* START *
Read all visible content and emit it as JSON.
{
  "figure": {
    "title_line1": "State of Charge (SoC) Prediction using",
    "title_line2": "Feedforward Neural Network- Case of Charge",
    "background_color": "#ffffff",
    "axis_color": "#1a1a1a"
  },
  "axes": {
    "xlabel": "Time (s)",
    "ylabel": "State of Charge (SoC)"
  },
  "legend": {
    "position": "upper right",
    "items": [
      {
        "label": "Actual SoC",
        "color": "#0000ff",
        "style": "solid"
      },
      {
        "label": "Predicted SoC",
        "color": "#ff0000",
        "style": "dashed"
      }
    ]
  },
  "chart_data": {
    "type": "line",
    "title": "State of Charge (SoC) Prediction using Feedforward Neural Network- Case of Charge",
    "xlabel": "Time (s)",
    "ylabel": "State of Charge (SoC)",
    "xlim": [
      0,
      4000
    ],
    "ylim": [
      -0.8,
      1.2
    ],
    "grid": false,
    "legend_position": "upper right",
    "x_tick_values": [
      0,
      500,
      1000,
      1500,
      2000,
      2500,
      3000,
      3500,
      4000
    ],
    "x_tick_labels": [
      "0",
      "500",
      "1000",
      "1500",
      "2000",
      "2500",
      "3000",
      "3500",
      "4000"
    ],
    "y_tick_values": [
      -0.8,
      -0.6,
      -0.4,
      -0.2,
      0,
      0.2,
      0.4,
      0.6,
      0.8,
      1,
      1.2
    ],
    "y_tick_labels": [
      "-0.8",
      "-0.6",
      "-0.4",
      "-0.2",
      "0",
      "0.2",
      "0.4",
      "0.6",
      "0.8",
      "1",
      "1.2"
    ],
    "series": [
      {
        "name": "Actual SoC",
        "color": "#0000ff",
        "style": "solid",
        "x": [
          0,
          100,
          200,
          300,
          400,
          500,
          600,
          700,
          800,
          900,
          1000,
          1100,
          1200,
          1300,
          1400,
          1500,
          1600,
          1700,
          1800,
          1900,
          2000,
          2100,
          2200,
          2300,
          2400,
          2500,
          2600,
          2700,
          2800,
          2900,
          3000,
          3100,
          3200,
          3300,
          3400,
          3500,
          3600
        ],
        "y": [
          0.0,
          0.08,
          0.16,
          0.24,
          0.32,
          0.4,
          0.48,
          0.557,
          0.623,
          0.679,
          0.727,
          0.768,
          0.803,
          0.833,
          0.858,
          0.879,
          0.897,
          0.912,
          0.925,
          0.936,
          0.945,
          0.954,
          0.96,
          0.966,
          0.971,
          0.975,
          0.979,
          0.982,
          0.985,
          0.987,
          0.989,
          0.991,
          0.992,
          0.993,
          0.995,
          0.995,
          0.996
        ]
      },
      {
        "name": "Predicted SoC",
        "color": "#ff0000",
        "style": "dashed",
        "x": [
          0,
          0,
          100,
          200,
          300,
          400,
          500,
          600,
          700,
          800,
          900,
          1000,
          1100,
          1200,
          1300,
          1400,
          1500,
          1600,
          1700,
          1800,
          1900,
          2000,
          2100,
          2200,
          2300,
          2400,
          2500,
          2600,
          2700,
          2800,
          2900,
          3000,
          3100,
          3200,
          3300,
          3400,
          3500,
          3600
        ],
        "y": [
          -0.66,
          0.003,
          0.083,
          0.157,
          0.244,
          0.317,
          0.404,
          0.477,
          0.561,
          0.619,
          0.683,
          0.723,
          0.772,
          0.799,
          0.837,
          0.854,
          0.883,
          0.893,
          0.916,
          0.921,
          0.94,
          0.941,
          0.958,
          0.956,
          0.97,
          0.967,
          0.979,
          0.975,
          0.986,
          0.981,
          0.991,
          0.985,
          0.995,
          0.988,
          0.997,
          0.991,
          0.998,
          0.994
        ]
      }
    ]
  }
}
* END *
# Required task:
Search the listing above for the string "State". Copy every line that contains it.

# Reply:
    "title_line1": "State of Charge (SoC) Prediction using",
    "ylabel": "State of Charge (SoC)"
    "title": "State of Charge (SoC) Prediction using Feedforward Neural Network- Case of Charge",
    "ylabel": "State of Charge (SoC)",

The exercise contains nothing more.